**EXTRACTED MATERIAL:**
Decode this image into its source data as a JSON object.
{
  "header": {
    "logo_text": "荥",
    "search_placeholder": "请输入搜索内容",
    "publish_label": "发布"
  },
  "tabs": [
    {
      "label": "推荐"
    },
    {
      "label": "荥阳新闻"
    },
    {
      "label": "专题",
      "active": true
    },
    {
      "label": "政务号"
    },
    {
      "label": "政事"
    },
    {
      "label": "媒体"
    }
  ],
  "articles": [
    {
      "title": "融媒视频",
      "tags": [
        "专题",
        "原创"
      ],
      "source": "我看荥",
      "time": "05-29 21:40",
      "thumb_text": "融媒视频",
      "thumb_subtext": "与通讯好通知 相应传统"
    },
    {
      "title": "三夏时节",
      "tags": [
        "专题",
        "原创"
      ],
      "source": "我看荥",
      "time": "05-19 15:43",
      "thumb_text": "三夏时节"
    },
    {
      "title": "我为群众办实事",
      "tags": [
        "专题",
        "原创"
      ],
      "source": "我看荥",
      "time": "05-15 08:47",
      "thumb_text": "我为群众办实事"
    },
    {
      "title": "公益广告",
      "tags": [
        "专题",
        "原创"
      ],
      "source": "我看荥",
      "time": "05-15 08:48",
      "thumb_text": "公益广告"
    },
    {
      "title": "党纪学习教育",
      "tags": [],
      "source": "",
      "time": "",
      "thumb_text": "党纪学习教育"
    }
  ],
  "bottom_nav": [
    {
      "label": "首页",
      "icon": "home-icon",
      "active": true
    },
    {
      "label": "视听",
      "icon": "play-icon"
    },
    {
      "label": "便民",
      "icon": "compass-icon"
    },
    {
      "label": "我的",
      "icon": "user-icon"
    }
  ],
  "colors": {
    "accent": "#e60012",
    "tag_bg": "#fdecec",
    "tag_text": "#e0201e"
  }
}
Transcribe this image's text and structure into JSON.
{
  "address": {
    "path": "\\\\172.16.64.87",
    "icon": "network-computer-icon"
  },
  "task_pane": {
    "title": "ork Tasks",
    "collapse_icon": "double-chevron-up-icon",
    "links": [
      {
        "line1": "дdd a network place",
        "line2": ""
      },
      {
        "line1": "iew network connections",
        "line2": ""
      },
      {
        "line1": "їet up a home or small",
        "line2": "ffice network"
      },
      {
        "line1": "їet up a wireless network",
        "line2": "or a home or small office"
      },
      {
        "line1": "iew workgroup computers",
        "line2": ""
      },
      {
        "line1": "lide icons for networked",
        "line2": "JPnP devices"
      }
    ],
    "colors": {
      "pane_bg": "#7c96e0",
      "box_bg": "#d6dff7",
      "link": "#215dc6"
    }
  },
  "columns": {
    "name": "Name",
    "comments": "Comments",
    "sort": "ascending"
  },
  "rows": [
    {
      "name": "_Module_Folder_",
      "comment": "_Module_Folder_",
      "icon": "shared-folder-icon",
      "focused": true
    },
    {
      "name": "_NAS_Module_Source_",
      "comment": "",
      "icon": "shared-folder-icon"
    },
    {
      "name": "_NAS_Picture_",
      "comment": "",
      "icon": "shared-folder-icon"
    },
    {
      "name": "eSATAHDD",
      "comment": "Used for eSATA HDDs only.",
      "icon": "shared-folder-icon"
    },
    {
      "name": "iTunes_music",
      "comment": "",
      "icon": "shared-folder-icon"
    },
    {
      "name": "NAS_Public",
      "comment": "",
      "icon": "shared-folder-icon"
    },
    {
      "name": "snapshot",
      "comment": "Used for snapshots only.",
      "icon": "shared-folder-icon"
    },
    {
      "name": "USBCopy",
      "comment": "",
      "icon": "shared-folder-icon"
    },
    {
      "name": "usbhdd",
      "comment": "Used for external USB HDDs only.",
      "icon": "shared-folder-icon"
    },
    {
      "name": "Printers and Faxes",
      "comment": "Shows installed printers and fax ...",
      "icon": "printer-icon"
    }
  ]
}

**TO BE DONE:**
Which lines above contain the word "image"? Copy each of them.

**EXERCISE RESULT:**
Decode this image into its source data as a JSON object.
Transcribe this image's text and structure into JSON.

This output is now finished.